| Figure content listings |
==================================================
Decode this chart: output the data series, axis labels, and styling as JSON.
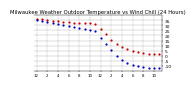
{
  "title": "Milwaukee Weather Outdoor Temperature vs Wind Chill (24 Hours)",
  "title_fontsize": 3.8,
  "title_color": "#000000",
  "bg_color": "#ffffff",
  "plot_bg_color": "#ffffff",
  "grid_color": "#888888",
  "hours": [
    0,
    1,
    2,
    3,
    4,
    5,
    6,
    7,
    8,
    9,
    10,
    11,
    12,
    13,
    14,
    15,
    16,
    17,
    18,
    19,
    20,
    21,
    22,
    23
  ],
  "temp": [
    36,
    36,
    35,
    34,
    34,
    33,
    33,
    32,
    32,
    32,
    32,
    31,
    26,
    21,
    16,
    12,
    9,
    7,
    5,
    4,
    3,
    2,
    2,
    2
  ],
  "wind_chill": [
    35,
    34,
    33,
    32,
    31,
    30,
    29,
    28,
    27,
    26,
    25,
    24,
    18,
    12,
    6,
    0,
    -4,
    -7,
    -9,
    -10,
    -11,
    -12,
    -12,
    -12
  ],
  "temp_color": "#cc0000",
  "wind_chill_color": "#0000bb",
  "dot_size": 2.5,
  "ylabel_fontsize": 3.2,
  "xlabel_fontsize": 2.8,
  "ylim": [
    -15,
    40
  ],
  "yticks": [
    -10,
    -5,
    0,
    5,
    10,
    15,
    20,
    25,
    30,
    35
  ],
  "vgrid_hours": [
    0,
    2,
    4,
    6,
    8,
    10,
    12,
    14,
    16,
    18,
    20,
    22
  ],
  "xtick_hours": [
    0,
    2,
    4,
    6,
    8,
    10,
    12,
    14,
    16,
    18,
    20,
    22
  ],
  "xtick_labels": [
    "12",
    "2",
    "4",
    "6",
    "8",
    "10",
    "12",
    "2",
    "4",
    "6",
    "8",
    "10"
  ]
}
==================================================
| What you will do |
Replicate the material above verbatim; images stay out of the copy.

| Answer to the task |
Decode this chart: output the data series, axis labels, and styling as JSON.
{
  "title": "Milwaukee Weather Outdoor Temperature vs Wind Chill (24 Hours)",
  "title_fontsize": 3.8,
  "title_color": "#000000",
  "bg_color": "#ffffff",
  "plot_bg_color": "#ffffff",
  "grid_color": "#888888",
  "hours": [
    0,
    1,
    2,
    3,
    4,
    5,
    6,
    7,
    8,
    9,
    10,
    11,
    12,
    13,
    14,
    15,
    16,
    17,
    18,
    19,
    20,
    21,
    22,
    23
  ],
  "temp": [
    36,
    36,
    35,
    34,
    34,
    33,
    33,
    32,
    32,
    32,
    32,
    31,
    26,
    21,
    16,
    12,
    9,
    7,
    5,
    4,
    3,
    2,
    2,
    2
  ],
  "wind_chill": [
    35,
    34,
    33,
    32,
    31,
    30,
    29,
    28,
    27,
    26,
    25,
    24,
    18,
    12,
    6,
    0,
    -4,
    -7,
    -9,
    -10,
    -11,
    -12,
    -12,
    -12
  ],
  "temp_color": "#cc0000",
  "wind_chill_color": "#0000bb",
  "dot_size": 2.5,
  "ylabel_fontsize": 3.2,
  "xlabel_fontsize": 2.8,
  "ylim": [
    -15,
    40
  ],
  "yticks": [
    -10,
    -5,
    0,
    5,
    10,
    15,
    20,
    25,
    30,
    35
  ],
  "vgrid_hours": [
    0,
    2,
    4,
    6,
    8,
    10,
    12,
    14,
    16,
    18,
    20,
    22
  ],
  "xtick_hours": [
    0,
    2,
    4,
    6,
    8,
    10,
    12,
    14,
    16,
    18,
    20,
    22
  ],
  "xtick_labels": [
    "12",
    "2",
    "4",
    "6",
    "8",
    "10",
    "12",
    "2",
    "4",
    "6",
    "8",
    "10"
  ]
}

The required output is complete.